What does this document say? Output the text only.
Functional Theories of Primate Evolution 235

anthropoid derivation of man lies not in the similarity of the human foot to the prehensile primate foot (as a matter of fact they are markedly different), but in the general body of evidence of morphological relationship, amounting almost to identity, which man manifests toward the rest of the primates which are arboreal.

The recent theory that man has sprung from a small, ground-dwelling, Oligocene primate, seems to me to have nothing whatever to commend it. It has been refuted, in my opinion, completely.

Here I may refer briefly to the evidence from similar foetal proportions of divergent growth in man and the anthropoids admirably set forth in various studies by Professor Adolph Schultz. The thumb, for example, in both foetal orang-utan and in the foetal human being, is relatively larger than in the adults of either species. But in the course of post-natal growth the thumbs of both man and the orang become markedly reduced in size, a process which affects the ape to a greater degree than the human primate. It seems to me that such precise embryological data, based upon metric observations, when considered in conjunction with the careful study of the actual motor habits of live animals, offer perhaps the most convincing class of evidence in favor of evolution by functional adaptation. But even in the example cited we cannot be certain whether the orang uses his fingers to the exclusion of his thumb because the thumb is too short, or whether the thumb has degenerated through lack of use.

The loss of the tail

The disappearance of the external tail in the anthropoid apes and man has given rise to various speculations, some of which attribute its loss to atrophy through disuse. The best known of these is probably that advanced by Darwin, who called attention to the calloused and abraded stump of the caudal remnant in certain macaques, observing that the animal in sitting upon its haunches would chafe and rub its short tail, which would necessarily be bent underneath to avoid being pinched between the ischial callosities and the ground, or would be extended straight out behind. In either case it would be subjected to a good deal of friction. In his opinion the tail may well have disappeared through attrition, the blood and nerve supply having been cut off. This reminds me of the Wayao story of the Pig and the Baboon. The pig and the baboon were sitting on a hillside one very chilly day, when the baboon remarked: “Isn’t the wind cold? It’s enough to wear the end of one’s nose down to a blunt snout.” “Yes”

----------

» **What you will do**:
Your task is to retype all of the records exactly.

» **Output of the task**:
What does this document say? Output the text only.
Functional Theories of Primate Evolution 235

anthropoid derivation of man lies not in the similarity of the human foot to the prehensile primate foot (as a matter of fact they are markedly different), but in the general body of evidence of morphological relationship, amounting almost to identity, which man manifests toward the rest of the primates which are arboreal.

The recent theory that man has sprung from a small, ground-dwelling, Oligocene primate, seems to me to have nothing whatever to commend it. It has been refuted, in my opinion, completely.

Here I may refer briefly to the evidence from similar foetal proportions of divergent growth in man and the anthropoids admirably set forth in various studies by Professor Adolph Schultz. The thumb, for example, in both foetal orang-utan and in the foetal human being, is relatively larger than in the adults of either species. But in the course of post-natal growth the thumbs of both man and the orang become markedly reduced in size, a process which affects the ape to a greater degree than the human primate. It seems to me that such precise embryological data, based upon metric observations, when considered in conjunction with the careful study of the actual motor habits of live animals, offer perhaps the most convincing class of evidence in favor of evolution by functional adaptation. But even in the example cited we cannot be certain whether the orang uses his fingers to the exclusion of his thumb because the thumb is too short, or whether the thumb has degenerated through lack of use.

The loss of the tail

The disappearance of the external tail in the anthropoid apes and man has given rise to various speculations, some of which attribute its loss to atrophy through disuse. The best known of these is probably that advanced by Darwin, who called attention to the calloused and abraded stump of the caudal remnant in certain macaques, observing that the animal in sitting upon its haunches would chafe and rub its short tail, which would necessarily be bent underneath to avoid being pinched between the ischial callosities and the ground, or would be extended straight out behind. In either case it would be subjected to a good deal of friction. In his opinion the tail may well have disappeared through attrition, the blood and nerve supply having been cut off. This reminds me of the Wayao story of the Pig and the Baboon. The pig and the baboon were sitting on a hillside one very chilly day, when the baboon remarked: “Isn’t the wind cold? It’s enough to wear the end of one’s nose down to a blunt snout.” “Yes”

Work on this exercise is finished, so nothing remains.